● Stated task
The entries below are to be written out again without alteration.

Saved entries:
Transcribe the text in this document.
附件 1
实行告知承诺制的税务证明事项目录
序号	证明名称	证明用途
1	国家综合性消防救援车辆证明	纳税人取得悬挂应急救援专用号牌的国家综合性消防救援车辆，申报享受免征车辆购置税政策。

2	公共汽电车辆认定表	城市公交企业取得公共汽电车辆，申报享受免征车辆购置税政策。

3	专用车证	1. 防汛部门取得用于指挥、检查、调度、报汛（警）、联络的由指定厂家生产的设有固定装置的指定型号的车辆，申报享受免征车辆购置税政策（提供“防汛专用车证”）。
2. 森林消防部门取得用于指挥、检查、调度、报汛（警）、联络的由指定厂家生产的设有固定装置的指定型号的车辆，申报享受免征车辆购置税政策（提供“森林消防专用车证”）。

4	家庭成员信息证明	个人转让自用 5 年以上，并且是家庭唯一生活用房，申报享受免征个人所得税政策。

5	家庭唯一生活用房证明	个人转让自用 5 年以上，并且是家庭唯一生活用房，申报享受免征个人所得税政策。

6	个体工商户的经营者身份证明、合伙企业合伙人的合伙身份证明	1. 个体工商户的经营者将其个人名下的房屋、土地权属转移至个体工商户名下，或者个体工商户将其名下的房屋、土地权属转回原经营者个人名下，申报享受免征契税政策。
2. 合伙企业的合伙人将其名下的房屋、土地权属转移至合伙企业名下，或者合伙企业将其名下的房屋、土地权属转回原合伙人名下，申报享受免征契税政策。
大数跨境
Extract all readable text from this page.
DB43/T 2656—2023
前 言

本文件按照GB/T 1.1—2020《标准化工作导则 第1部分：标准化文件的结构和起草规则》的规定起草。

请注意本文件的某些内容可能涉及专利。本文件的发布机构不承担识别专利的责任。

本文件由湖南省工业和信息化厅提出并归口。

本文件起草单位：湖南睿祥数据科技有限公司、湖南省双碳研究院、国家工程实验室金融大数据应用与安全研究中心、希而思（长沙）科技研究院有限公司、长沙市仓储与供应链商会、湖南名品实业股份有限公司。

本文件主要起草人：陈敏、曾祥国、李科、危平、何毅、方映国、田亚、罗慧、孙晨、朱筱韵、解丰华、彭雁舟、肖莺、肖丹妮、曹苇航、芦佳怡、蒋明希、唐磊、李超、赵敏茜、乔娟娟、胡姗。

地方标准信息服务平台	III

● Task result
Transcribe the text in this document.
附件 1
实行告知承诺制的税务证明事项目录
序号	证明名称	证明用途
1	国家综合性消防救援车辆证明	纳税人取得悬挂应急救援专用号牌的国家综合性消防救援车辆，申报享受免征车辆购置税政策。

2	公共汽电车辆认定表	城市公交企业取得公共汽电车辆，申报享受免征车辆购置税政策。

3	专用车证	1. 防汛部门取得用于指挥、检查、调度、报汛（警）、联络的由指定厂家生产的设有固定装置的指定型号的车辆，申报享受免征车辆购置税政策（提供“防汛专用车证”）。
2. 森林消防部门取得用于指挥、检查、调度、报汛（警）、联络的由指定厂家生产的设有固定装置的指定型号的车辆，申报享受免征车辆购置税政策（提供“森林消防专用车证”）。

4	家庭成员信息证明	个人转让自用 5 年以上，并且是家庭唯一生活用房，申报享受免征个人所得税政策。

5	家庭唯一生活用房证明	个人转让自用 5 年以上，并且是家庭唯一生活用房，申报享受免征个人所得税政策。

6	个体工商户的经营者身份证明、合伙企业合伙人的合伙身份证明	1. 个体工商户的经营者将其个人名下的房屋、土地权属转移至个体工商户名下，或者个体工商户将其名下的房屋、土地权属转回原经营者个人名下，申报享受免征契税政策。
2. 合伙企业的合伙人将其名下的房屋、土地权属转移至合伙企业名下，或者合伙企业将其名下的房屋、土地权属转回原合伙人名下，申报享受免征契税政策。
大数跨境
Extract all readable text from this page.
DB43/T 2656—2023
前 言

本文件按照GB/T 1.1—2020《标准化工作导则 第1部分：标准化文件的结构和起草规则》的规定起草。

请注意本文件的某些内容可能涉及专利。本文件的发布机构不承担识别专利的责任。

本文件由湖南省工业和信息化厅提出并归口。

本文件起草单位：湖南睿祥数据科技有限公司、湖南省双碳研究院、国家工程实验室金融大数据应用与安全研究中心、希而思（长沙）科技研究院有限公司、长沙市仓储与供应链商会、湖南名品实业股份有限公司。

本文件主要起草人：陈敏、曾祥国、李科、危平、何毅、方映国、田亚、罗慧、孙晨、朱筱韵、解丰华、彭雁舟、肖莺、肖丹妮、曹苇航、芦佳怡、蒋明希、唐磊、李超、赵敏茜、乔娟娟、胡姗。

地方标准信息服务平台	III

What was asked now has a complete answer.